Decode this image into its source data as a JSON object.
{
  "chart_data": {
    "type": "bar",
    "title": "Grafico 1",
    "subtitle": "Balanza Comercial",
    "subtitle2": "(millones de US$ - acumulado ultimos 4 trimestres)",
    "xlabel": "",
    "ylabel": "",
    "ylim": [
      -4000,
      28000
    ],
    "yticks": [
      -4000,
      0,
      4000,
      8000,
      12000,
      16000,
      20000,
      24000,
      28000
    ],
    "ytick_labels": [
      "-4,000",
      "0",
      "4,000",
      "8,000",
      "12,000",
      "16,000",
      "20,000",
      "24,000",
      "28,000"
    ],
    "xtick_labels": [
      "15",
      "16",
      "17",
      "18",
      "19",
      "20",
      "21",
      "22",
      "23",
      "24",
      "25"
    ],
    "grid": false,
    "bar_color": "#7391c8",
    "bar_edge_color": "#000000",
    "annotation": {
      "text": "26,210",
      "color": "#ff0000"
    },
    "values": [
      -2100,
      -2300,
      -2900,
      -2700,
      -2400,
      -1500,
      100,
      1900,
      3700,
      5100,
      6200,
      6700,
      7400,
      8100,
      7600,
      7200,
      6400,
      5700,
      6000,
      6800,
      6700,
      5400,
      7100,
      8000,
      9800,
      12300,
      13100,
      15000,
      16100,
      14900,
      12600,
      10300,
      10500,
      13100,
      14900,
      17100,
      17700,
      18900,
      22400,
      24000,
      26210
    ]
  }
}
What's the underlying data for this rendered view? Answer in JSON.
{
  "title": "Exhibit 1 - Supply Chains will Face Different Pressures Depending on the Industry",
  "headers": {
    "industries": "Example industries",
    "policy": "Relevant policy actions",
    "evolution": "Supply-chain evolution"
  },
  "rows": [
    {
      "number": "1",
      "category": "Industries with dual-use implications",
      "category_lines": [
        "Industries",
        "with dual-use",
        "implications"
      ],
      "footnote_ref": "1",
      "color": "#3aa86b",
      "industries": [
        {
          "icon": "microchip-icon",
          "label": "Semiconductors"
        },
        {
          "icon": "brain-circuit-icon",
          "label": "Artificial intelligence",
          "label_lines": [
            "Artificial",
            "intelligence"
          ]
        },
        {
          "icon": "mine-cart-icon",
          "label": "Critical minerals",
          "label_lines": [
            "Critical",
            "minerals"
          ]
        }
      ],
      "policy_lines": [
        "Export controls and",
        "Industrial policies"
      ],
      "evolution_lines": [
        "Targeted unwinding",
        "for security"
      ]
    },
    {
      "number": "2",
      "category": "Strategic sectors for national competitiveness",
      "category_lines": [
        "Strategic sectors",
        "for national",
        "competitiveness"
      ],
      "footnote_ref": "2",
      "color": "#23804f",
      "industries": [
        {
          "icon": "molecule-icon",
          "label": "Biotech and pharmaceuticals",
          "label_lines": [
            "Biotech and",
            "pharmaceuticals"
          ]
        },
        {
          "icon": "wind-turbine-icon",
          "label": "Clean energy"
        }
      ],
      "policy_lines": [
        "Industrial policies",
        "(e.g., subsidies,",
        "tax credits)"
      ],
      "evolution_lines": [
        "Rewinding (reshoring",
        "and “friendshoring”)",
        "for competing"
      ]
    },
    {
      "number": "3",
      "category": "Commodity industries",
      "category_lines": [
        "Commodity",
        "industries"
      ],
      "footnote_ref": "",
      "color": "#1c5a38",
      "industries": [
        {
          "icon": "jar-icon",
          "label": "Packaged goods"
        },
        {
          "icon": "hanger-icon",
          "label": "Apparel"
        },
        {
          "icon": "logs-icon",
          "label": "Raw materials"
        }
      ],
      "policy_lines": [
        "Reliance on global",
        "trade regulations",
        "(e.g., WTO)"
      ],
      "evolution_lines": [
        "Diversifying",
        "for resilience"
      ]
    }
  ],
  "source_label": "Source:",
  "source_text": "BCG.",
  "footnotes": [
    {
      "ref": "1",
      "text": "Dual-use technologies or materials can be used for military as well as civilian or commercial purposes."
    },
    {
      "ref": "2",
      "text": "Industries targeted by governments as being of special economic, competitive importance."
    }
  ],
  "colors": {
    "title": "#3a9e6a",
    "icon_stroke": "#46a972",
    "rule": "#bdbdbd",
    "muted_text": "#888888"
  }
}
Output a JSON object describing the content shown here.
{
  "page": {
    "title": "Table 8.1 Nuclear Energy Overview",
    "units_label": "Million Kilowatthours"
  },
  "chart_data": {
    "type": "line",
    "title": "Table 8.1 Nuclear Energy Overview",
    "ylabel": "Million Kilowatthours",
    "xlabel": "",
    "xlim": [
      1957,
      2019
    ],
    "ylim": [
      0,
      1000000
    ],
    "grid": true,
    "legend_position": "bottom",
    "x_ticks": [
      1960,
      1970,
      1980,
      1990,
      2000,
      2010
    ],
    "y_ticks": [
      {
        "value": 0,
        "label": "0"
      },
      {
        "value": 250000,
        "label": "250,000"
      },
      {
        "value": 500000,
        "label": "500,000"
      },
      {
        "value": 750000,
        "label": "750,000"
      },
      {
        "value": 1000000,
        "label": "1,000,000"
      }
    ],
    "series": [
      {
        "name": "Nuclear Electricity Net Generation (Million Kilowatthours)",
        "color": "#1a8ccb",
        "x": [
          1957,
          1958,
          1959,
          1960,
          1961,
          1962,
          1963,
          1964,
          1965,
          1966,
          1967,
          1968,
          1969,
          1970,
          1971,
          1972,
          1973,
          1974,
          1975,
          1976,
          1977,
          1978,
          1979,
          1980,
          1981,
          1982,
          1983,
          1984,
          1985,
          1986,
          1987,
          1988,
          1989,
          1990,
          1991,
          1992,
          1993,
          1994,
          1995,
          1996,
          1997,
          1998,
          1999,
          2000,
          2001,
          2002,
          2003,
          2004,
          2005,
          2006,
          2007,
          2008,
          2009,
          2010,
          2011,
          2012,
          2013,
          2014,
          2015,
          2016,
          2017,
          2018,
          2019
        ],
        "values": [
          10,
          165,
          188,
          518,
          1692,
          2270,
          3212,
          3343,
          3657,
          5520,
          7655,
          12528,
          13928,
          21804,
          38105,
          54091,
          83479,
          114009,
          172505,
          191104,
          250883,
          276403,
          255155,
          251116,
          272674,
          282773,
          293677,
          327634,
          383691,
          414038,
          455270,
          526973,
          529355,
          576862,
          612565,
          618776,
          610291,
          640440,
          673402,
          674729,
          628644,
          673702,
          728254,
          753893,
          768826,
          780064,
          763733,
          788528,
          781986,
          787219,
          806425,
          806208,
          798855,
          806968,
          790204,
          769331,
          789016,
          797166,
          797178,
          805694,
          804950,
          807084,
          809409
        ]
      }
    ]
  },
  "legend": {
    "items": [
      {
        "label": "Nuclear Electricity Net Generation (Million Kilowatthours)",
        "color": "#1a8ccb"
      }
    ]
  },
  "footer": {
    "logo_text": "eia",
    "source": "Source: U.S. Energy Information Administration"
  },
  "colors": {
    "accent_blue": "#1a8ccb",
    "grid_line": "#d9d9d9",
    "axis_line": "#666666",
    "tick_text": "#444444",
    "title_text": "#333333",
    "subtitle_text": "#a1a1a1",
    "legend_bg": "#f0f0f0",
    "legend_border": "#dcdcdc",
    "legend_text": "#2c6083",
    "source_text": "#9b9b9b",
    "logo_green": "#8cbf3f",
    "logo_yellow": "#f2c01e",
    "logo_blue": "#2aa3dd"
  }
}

**INSTRUCTION**
Return the material in full, exactly as shown.

**RESPONSE**
Decode this image into its source data as a JSON object.
{
  "chart_data": {
    "type": "bar",
    "title": "Grafico 1",
    "subtitle": "Balanza Comercial",
    "subtitle2": "(millones de US$ - acumulado ultimos 4 trimestres)",
    "xlabel": "",
    "ylabel": "",
    "ylim": [
      -4000,
      28000
    ],
    "yticks": [
      -4000,
      0,
      4000,
      8000,
      12000,
      16000,
      20000,
      24000,
      28000
    ],
    "ytick_labels": [
      "-4,000",
      "0",
      "4,000",
      "8,000",
      "12,000",
      "16,000",
      "20,000",
      "24,000",
      "28,000"
    ],
    "xtick_labels": [
      "15",
      "16",
      "17",
      "18",
      "19",
      "20",
      "21",
      "22",
      "23",
      "24",
      "25"
    ],
    "grid": false,
    "bar_color": "#7391c8",
    "bar_edge_color": "#000000",
    "annotation": {
      "text": "26,210",
      "color": "#ff0000"
    },
    "values": [
      -2100,
      -2300,
      -2900,
      -2700,
      -2400,
      -1500,
      100,
      1900,
      3700,
      5100,
      6200,
      6700,
      7400,
      8100,
      7600,
      7200,
      6400,
      5700,
      6000,
      6800,
      6700,
      5400,
      7100,
      8000,
      9800,
      12300,
      13100,
      15000,
      16100,
      14900,
      12600,
      10300,
      10500,
      13100,
      14900,
      17100,
      17700,
      18900,
      22400,
      24000,
      26210
    ]
  }
}
What's the underlying data for this rendered view? Answer in JSON.
{
  "title": "Exhibit 1 - Supply Chains will Face Different Pressures Depending on the Industry",
  "headers": {
    "industries": "Example industries",
    "policy": "Relevant policy actions",
    "evolution": "Supply-chain evolution"
  },
  "rows": [
    {
      "number": "1",
      "category": "Industries with dual-use implications",
      "category_lines": [
        "Industries",
        "with dual-use",
        "implications"
      ],
      "footnote_ref": "1",
      "color": "#3aa86b",
      "industries": [
        {
          "icon": "microchip-icon",
          "label": "Semiconductors"
        },
        {
          "icon": "brain-circuit-icon",
          "label": "Artificial intelligence",
          "label_lines": [
            "Artificial",
            "intelligence"
          ]
        },
        {
          "icon": "mine-cart-icon",
          "label": "Critical minerals",
          "label_lines": [
            "Critical",
            "minerals"
          ]
        }
      ],
      "policy_lines": [
        "Export controls and",
        "Industrial policies"
      ],
      "evolution_lines": [
        "Targeted unwinding",
        "for security"
      ]
    },
    {
      "number": "2",
      "category": "Strategic sectors for national competitiveness",
      "category_lines": [
        "Strategic sectors",
        "for national",
        "competitiveness"
      ],
      "footnote_ref": "2",
      "color": "#23804f",
      "industries": [
        {
          "icon": "molecule-icon",
          "label": "Biotech and pharmaceuticals",
          "label_lines": [
            "Biotech and",
            "pharmaceuticals"
          ]
        },
        {
          "icon": "wind-turbine-icon",
          "label": "Clean energy"
        }
      ],
      "policy_lines": [
        "Industrial policies",
        "(e.g., subsidies,",
        "tax credits)"
      ],
      "evolution_lines": [
        "Rewinding (reshoring",
        "and “friendshoring”)",
        "for competing"
      ]
    },
    {
      "number": "3",
      "category": "Commodity industries",
      "category_lines": [
        "Commodity",
        "industries"
      ],
      "footnote_ref": "",
      "color": "#1c5a38",
      "industries": [
        {
          "icon": "jar-icon",
          "label": "Packaged goods"
        },
        {
          "icon": "hanger-icon",
          "label": "Apparel"
        },
        {
          "icon": "logs-icon",
          "label": "Raw materials"
        }
      ],
      "policy_lines": [
        "Reliance on global",
        "trade regulations",
        "(e.g., WTO)"
      ],
      "evolution_lines": [
        "Diversifying",
        "for resilience"
      ]
    }
  ],
  "source_label": "Source:",
  "source_text": "BCG.",
  "footnotes": [
    {
      "ref": "1",
      "text": "Dual-use technologies or materials can be used for military as well as civilian or commercial purposes."
    },
    {
      "ref": "2",
      "text": "Industries targeted by governments as being of special economic, competitive importance."
    }
  ],
  "colors": {
    "title": "#3a9e6a",
    "icon_stroke": "#46a972",
    "rule": "#bdbdbd",
    "muted_text": "#888888"
  }
}
Output a JSON object describing the content shown here.
{
  "page": {
    "title": "Table 8.1 Nuclear Energy Overview",
    "units_label": "Million Kilowatthours"
  },
  "chart_data": {
    "type": "line",
    "title": "Table 8.1 Nuclear Energy Overview",
    "ylabel": "Million Kilowatthours",
    "xlabel": "",
    "xlim": [
      1957,
      2019
    ],
    "ylim": [
      0,
      1000000
    ],
    "grid": true,
    "legend_position": "bottom",
    "x_ticks": [
      1960,
      1970,
      1980,
      1990,
      2000,
      2010
    ],
    "y_ticks": [
      {
        "value": 0,
        "label": "0"
      },
      {
        "value": 250000,
        "label": "250,000"
      },
      {
        "value": 500000,
        "label": "500,000"
      },
      {
        "value": 750000,
        "label": "750,000"
      },
      {
        "value": 1000000,
        "label": "1,000,000"
      }
    ],
    "series": [
      {
        "name": "Nuclear Electricity Net Generation (Million Kilowatthours)",
        "color": "#1a8ccb",
        "x": [
          1957,
          1958,
          1959,
          1960,
          1961,
          1962,
          1963,
          1964,
          1965,
          1966,
          1967,
          1968,
          1969,
          1970,
          1971,
          1972,
          1973,
          1974,
          1975,
          1976,
          1977,
          1978,
          1979,
          1980,
          1981,
          1982,
          1983,
          1984,
          1985,
          1986,
          1987,
          1988,
          1989,
          1990,
          1991,
          1992,
          1993,
          1994,
          1995,
          1996,
          1997,
          1998,
          1999,
          2000,
          2001,
          2002,
          2003,
          2004,
          2005,
          2006,
          2007,
          2008,
          2009,
          2010,
          2011,
          2012,
          2013,
          2014,
          2015,
          2016,
          2017,
          2018,
          2019
        ],
        "values": [
          10,
          165,
          188,
          518,
          1692,
          2270,
          3212,
          3343,
          3657,
          5520,
          7655,
          12528,
          13928,
          21804,
          38105,
          54091,
          83479,
          114009,
          172505,
          191104,
          250883,
          276403,
          255155,
          251116,
          272674,
          282773,
          293677,
          327634,
          383691,
          414038,
          455270,
          526973,
          529355,
          576862,
          612565,
          618776,
          610291,
          640440,
          673402,
          674729,
          628644,
          673702,
          728254,
          753893,
          768826,
          780064,
          763733,
          788528,
          781986,
          787219,
          806425,
          806208,
          798855,
          806968,
          790204,
          769331,
          789016,
          797166,
          797178,
          805694,
          804950,
          807084,
          809409
        ]
      }
    ]
  },
  "legend": {
    "items": [
      {
        "label": "Nuclear Electricity Net Generation (Million Kilowatthours)",
        "color": "#1a8ccb"
      }
    ]
  },
  "footer": {
    "logo_text": "eia",
    "source": "Source: U.S. Energy Information Administration"
  },
  "colors": {
    "accent_blue": "#1a8ccb",
    "grid_line": "#d9d9d9",
    "axis_line": "#666666",
    "tick_text": "#444444",
    "title_text": "#333333",
    "subtitle_text": "#a1a1a1",
    "legend_bg": "#f0f0f0",
    "legend_border": "#dcdcdc",
    "legend_text": "#2c6083",
    "source_text": "#9b9b9b",
    "logo_green": "#8cbf3f",
    "logo_yellow": "#f2c01e",
    "logo_blue": "#2aa3dd"
  }
}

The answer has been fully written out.